» **Task requirements**
Change "carcass" to "body" wherever it occurs in the data below, and write out all the lines again with nothing else altered.

# # # # #

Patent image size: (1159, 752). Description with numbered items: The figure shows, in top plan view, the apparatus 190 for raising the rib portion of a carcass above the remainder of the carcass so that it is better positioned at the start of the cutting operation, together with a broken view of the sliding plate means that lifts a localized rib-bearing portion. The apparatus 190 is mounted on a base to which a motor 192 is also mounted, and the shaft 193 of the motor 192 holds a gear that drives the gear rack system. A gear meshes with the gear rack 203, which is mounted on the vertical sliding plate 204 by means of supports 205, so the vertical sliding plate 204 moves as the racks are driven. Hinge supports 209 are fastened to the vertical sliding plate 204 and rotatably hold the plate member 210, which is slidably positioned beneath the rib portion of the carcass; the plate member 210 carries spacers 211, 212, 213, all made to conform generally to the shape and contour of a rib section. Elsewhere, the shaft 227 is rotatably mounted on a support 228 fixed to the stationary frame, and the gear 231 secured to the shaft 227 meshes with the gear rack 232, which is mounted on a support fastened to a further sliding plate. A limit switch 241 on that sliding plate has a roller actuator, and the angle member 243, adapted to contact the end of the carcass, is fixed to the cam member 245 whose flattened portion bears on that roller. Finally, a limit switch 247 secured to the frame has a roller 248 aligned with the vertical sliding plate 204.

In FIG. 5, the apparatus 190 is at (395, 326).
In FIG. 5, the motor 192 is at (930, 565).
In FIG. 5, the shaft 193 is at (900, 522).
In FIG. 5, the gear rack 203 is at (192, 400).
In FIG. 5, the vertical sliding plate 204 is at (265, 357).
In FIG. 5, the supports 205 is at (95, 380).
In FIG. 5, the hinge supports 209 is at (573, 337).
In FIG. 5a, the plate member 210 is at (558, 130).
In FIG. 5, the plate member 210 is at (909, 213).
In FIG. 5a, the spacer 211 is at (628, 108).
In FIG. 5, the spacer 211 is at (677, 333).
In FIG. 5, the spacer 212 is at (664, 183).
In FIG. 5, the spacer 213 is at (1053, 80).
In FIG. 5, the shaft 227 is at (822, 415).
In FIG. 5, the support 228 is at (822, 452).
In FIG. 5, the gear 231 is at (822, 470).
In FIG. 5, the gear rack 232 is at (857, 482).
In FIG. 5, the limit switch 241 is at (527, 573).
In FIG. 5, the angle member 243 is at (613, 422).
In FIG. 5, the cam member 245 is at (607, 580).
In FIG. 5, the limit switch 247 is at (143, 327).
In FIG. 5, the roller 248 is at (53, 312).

# # # # #

» **Task output**
Patent image size: (1159, 752). Description with numbered items: The figure shows, in top plan view, the apparatus 190 for raising the rib portion of a body above the remainder of the body so that it is better positioned at the start of the cutting operation, together with a broken view of the sliding plate means that lifts a localized rib-bearing portion. The apparatus 190 is mounted on a base to which a motor 192 is also mounted, and the shaft 193 of the motor 192 holds a gear that drives the gear rack system. A gear meshes with the gear rack 203, which is mounted on the vertical sliding plate 204 by means of supports 205, so the vertical sliding plate 204 moves as the racks are driven. Hinge supports 209 are fastened to the vertical sliding plate 204 and rotatably hold the plate member 210, which is slidably positioned beneath the rib portion of the body; the plate member 210 carries spacers 211, 212, 213, all made to conform generally to the shape and contour of a rib section. Elsewhere, the shaft 227 is rotatably mounted on a support 228 fixed to the stationary frame, and the gear 231 secured to the shaft 227 meshes with the gear rack 232, which is mounted on a support fastened to a further sliding plate. A limit switch 241 on that sliding plate has a roller actuator, and the angle member 243, adapted to contact the end of the body, is fixed to the cam member 245 whose flattened portion bears on that roller. Finally, a limit switch 247 secured to the frame has a roller 248 aligned with the vertical sliding plate 204.

In FIG. 5, the apparatus 190 is at (395, 326).
In FIG. 5, the motor 192 is at (930, 565).
In FIG. 5, the shaft 193 is at (900, 522).
In FIG. 5, the gear rack 203 is at (192, 400).
In FIG. 5, the vertical sliding plate 204 is at (265, 357).
In FIG. 5, the supports 205 is at (95, 380).
In FIG. 5, the hinge supports 209 is at (573, 337).
In FIG. 5a, the plate member 210 is at (558, 130).
In FIG. 5, the plate member 210 is at (909, 213).
In FIG. 5a, the spacer 211 is at (628, 108).
In FIG. 5, the spacer 211 is at (677, 333).
In FIG. 5, the spacer 212 is at (664, 183).
In FIG. 5, the spacer 213 is at (1053, 80).
In FIG. 5, the shaft 227 is at (822, 415).
In FIG. 5, the support 228 is at (822, 452).
In FIG. 5, the gear 231 is at (822, 470).
In FIG. 5, the gear rack 232 is at (857, 482).
In FIG. 5, the limit switch 241 is at (527, 573).
In FIG. 5, the angle member 243 is at (613, 422).
In FIG. 5, the cam member 245 is at (607, 580).
In FIG. 5, the limit switch 247 is at (143, 327).
In FIG. 5, the roller 248 is at (53, 312).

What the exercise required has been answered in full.